[Data extracted from a collection]
☆ ☆ ☆ ☆ ☆ ☆ ☆

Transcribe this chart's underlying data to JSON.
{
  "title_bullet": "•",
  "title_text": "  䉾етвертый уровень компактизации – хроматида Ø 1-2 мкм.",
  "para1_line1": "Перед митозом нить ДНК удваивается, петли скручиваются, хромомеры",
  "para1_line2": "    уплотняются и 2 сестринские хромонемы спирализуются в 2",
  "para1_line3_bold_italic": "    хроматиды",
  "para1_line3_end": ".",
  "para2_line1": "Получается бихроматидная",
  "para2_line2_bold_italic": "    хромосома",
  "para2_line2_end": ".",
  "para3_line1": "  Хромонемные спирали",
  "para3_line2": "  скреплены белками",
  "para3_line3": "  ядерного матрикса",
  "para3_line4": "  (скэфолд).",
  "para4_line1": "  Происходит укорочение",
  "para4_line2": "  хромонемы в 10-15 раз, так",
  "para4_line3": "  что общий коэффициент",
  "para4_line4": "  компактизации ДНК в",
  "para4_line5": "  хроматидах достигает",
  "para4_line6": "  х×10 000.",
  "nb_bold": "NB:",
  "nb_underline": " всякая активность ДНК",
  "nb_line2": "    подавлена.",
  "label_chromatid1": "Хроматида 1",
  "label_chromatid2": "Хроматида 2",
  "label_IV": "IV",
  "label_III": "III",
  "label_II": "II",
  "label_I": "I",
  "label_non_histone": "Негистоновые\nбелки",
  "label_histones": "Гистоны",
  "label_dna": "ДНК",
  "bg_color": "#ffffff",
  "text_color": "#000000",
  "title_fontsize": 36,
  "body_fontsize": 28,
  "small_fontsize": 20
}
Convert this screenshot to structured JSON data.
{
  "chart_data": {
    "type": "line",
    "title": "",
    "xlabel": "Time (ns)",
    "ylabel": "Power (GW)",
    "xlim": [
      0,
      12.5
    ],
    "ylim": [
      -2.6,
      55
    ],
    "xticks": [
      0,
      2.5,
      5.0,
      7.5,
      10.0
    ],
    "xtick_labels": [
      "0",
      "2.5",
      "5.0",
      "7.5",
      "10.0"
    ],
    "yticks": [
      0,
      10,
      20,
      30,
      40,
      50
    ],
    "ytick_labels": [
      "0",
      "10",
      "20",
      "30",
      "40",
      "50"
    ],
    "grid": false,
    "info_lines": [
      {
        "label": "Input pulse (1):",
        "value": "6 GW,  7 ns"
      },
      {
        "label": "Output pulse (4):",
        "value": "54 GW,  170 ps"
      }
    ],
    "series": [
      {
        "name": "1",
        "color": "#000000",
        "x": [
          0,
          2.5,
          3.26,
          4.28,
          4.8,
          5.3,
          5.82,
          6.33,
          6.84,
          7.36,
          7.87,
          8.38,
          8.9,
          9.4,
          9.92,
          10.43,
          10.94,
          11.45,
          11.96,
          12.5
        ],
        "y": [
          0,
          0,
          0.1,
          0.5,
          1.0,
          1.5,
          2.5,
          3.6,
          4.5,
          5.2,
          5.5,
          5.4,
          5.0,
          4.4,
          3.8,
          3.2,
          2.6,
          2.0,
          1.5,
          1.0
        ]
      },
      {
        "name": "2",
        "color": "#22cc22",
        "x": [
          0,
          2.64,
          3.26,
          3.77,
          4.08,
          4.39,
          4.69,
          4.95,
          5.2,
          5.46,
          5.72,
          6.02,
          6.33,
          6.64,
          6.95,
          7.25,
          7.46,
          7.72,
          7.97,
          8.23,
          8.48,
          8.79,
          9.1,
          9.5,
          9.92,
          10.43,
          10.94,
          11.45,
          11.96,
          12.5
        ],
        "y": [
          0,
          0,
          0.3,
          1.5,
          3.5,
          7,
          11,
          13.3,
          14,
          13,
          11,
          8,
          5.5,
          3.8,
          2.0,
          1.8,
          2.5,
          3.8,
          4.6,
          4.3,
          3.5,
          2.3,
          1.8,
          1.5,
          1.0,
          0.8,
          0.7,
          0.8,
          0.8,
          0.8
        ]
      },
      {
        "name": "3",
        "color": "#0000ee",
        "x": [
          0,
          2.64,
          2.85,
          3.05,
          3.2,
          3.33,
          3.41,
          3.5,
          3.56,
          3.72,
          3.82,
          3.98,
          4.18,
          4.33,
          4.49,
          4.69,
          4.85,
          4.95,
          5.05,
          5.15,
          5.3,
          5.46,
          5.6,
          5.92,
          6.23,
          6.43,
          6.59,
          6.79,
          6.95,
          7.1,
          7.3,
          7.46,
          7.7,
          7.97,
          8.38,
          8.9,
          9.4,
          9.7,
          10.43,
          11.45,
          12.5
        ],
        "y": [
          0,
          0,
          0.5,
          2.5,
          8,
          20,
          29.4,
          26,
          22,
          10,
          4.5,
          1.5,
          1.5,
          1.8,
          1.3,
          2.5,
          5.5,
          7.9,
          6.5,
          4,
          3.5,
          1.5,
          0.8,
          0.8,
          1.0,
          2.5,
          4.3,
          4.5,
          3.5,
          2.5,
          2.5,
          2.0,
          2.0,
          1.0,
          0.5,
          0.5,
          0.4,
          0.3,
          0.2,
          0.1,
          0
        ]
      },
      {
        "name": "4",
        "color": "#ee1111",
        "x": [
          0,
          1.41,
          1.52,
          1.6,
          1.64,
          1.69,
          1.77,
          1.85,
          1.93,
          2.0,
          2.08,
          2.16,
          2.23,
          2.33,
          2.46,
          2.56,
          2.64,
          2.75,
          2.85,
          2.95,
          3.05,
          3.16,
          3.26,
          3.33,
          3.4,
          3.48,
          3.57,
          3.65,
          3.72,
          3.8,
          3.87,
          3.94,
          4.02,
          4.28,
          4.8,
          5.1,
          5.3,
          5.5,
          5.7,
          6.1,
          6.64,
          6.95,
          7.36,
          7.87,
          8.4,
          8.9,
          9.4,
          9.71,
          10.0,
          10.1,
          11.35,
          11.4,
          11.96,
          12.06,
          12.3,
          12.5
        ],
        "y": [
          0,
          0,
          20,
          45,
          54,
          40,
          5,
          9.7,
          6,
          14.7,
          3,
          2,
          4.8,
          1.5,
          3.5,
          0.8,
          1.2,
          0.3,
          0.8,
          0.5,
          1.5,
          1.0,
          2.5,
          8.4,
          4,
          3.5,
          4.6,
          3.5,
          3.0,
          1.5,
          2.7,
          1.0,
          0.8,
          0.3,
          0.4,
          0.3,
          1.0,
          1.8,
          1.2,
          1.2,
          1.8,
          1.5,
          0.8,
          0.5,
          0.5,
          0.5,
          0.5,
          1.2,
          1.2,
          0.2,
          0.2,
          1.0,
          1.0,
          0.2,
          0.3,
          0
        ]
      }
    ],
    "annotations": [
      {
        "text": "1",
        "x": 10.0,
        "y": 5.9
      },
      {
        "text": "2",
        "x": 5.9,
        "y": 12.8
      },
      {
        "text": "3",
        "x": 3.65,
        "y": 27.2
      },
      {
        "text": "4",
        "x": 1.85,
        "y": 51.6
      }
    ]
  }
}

☆ ☆ ☆ ☆ ☆ ☆ ☆

SET TASK:
Copy out the material word for word and line for line.

TASK OUTPUT:
Transcribe this chart's underlying data to JSON.
{
  "title_bullet": "•",
  "title_text": "  䉾етвертый уровень компактизации – хроматида Ø 1-2 мкм.",
  "para1_line1": "Перед митозом нить ДНК удваивается, петли скручиваются, хромомеры",
  "para1_line2": "    уплотняются и 2 сестринские хромонемы спирализуются в 2",
  "para1_line3_bold_italic": "    хроматиды",
  "para1_line3_end": ".",
  "para2_line1": "Получается бихроматидная",
  "para2_line2_bold_italic": "    хромосома",
  "para2_line2_end": ".",
  "para3_line1": "  Хромонемные спирали",
  "para3_line2": "  скреплены белками",
  "para3_line3": "  ядерного матрикса",
  "para3_line4": "  (скэфолд).",
  "para4_line1": "  Происходит укорочение",
  "para4_line2": "  хромонемы в 10-15 раз, так",
  "para4_line3": "  что общий коэффициент",
  "para4_line4": "  компактизации ДНК в",
  "para4_line5": "  хроматидах достигает",
  "para4_line6": "  х×10 000.",
  "nb_bold": "NB:",
  "nb_underline": " всякая активность ДНК",
  "nb_line2": "    подавлена.",
  "label_chromatid1": "Хроматида 1",
  "label_chromatid2": "Хроматида 2",
  "label_IV": "IV",
  "label_III": "III",
  "label_II": "II",
  "label_I": "I",
  "label_non_histone": "Негистоновые\nбелки",
  "label_histones": "Гистоны",
  "label_dna": "ДНК",
  "bg_color": "#ffffff",
  "text_color": "#000000",
  "title_fontsize": 36,
  "body_fontsize": 28,
  "small_fontsize": 20
}
Convert this screenshot to structured JSON data.
{
  "chart_data": {
    "type": "line",
    "title": "",
    "xlabel": "Time (ns)",
    "ylabel": "Power (GW)",
    "xlim": [
      0,
      12.5
    ],
    "ylim": [
      -2.6,
      55
    ],
    "xticks": [
      0,
      2.5,
      5.0,
      7.5,
      10.0
    ],
    "xtick_labels": [
      "0",
      "2.5",
      "5.0",
      "7.5",
      "10.0"
    ],
    "yticks": [
      0,
      10,
      20,
      30,
      40,
      50
    ],
    "ytick_labels": [
      "0",
      "10",
      "20",
      "30",
      "40",
      "50"
    ],
    "grid": false,
    "info_lines": [
      {
        "label": "Input pulse (1):",
        "value": "6 GW,  7 ns"
      },
      {
        "label": "Output pulse (4):",
        "value": "54 GW,  170 ps"
      }
    ],
    "series": [
      {
        "name": "1",
        "color": "#000000",
        "x": [
          0,
          2.5,
          3.26,
          4.28,
          4.8,
          5.3,
          5.82,
          6.33,
          6.84,
          7.36,
          7.87,
          8.38,
          8.9,
          9.4,
          9.92,
          10.43,
          10.94,
          11.45,
          11.96,
          12.5
        ],
        "y": [
          0,
          0,
          0.1,
          0.5,
          1.0,
          1.5,
          2.5,
          3.6,
          4.5,
          5.2,
          5.5,
          5.4,
          5.0,
          4.4,
          3.8,
          3.2,
          2.6,
          2.0,
          1.5,
          1.0
        ]
      },
      {
        "name": "2",
        "color": "#22cc22",
        "x": [
          0,
          2.64,
          3.26,
          3.77,
          4.08,
          4.39,
          4.69,
          4.95,
          5.2,
          5.46,
          5.72,
          6.02,
          6.33,
          6.64,
          6.95,
          7.25,
          7.46,
          7.72,
          7.97,
          8.23,
          8.48,
          8.79,
          9.1,
          9.5,
          9.92,
          10.43,
          10.94,
          11.45,
          11.96,
          12.5
        ],
        "y": [
          0,
          0,
          0.3,
          1.5,
          3.5,
          7,
          11,
          13.3,
          14,
          13,
          11,
          8,
          5.5,
          3.8,
          2.0,
          1.8,
          2.5,
          3.8,
          4.6,
          4.3,
          3.5,
          2.3,
          1.8,
          1.5,
          1.0,
          0.8,
          0.7,
          0.8,
          0.8,
          0.8
        ]
      },
      {
        "name": "3",
        "color": "#0000ee",
        "x": [
          0,
          2.64,
          2.85,
          3.05,
          3.2,
          3.33,
          3.41,
          3.5,
          3.56,
          3.72,
          3.82,
          3.98,
          4.18,
          4.33,
          4.49,
          4.69,
          4.85,
          4.95,
          5.05,
          5.15,
          5.3,
          5.46,
          5.6,
          5.92,
          6.23,
          6.43,
          6.59,
          6.79,
          6.95,
          7.1,
          7.3,
          7.46,
          7.7,
          7.97,
          8.38,
          8.9,
          9.4,
          9.7,
          10.43,
          11.45,
          12.5
        ],
        "y": [
          0,
          0,
          0.5,
          2.5,
          8,
          20,
          29.4,
          26,
          22,
          10,
          4.5,
          1.5,
          1.5,
          1.8,
          1.3,
          2.5,
          5.5,
          7.9,
          6.5,
          4,
          3.5,
          1.5,
          0.8,
          0.8,
          1.0,
          2.5,
          4.3,
          4.5,
          3.5,
          2.5,
          2.5,
          2.0,
          2.0,
          1.0,
          0.5,
          0.5,
          0.4,
          0.3,
          0.2,
          0.1,
          0
        ]
      },
      {
        "name": "4",
        "color": "#ee1111",
        "x": [
          0,
          1.41,
          1.52,
          1.6,
          1.64,
          1.69,
          1.77,
          1.85,
          1.93,
          2.0,
          2.08,
          2.16,
          2.23,
          2.33,
          2.46,
          2.56,
          2.64,
          2.75,
          2.85,
          2.95,
          3.05,
          3.16,
          3.26,
          3.33,
          3.4,
          3.48,
          3.57,
          3.65,
          3.72,
          3.8,
          3.87,
          3.94,
          4.02,
          4.28,
          4.8,
          5.1,
          5.3,
          5.5,
          5.7,
          6.1,
          6.64,
          6.95,
          7.36,
          7.87,
          8.4,
          8.9,
          9.4,
          9.71,
          10.0,
          10.1,
          11.35,
          11.4,
          11.96,
          12.06,
          12.3,
          12.5
        ],
        "y": [
          0,
          0,
          20,
          45,
          54,
          40,
          5,
          9.7,
          6,
          14.7,
          3,
          2,
          4.8,
          1.5,
          3.5,
          0.8,
          1.2,
          0.3,
          0.8,
          0.5,
          1.5,
          1.0,
          2.5,
          8.4,
          4,
          3.5,
          4.6,
          3.5,
          3.0,
          1.5,
          2.7,
          1.0,
          0.8,
          0.3,
          0.4,
          0.3,
          1.0,
          1.8,
          1.2,
          1.2,
          1.8,
          1.5,
          0.8,
          0.5,
          0.5,
          0.5,
          0.5,
          1.2,
          1.2,
          0.2,
          0.2,
          1.0,
          1.0,
          0.2,
          0.3,
          0
        ]
      }
    ],
    "annotations": [
      {
        "text": "1",
        "x": 10.0,
        "y": 5.9
      },
      {
        "text": "2",
        "x": 5.9,
        "y": 12.8
      },
      {
        "text": "3",
        "x": 3.65,
        "y": 27.2
      },
      {
        "text": "4",
        "x": 1.85,
        "y": 51.6
      }
    ]
  }
}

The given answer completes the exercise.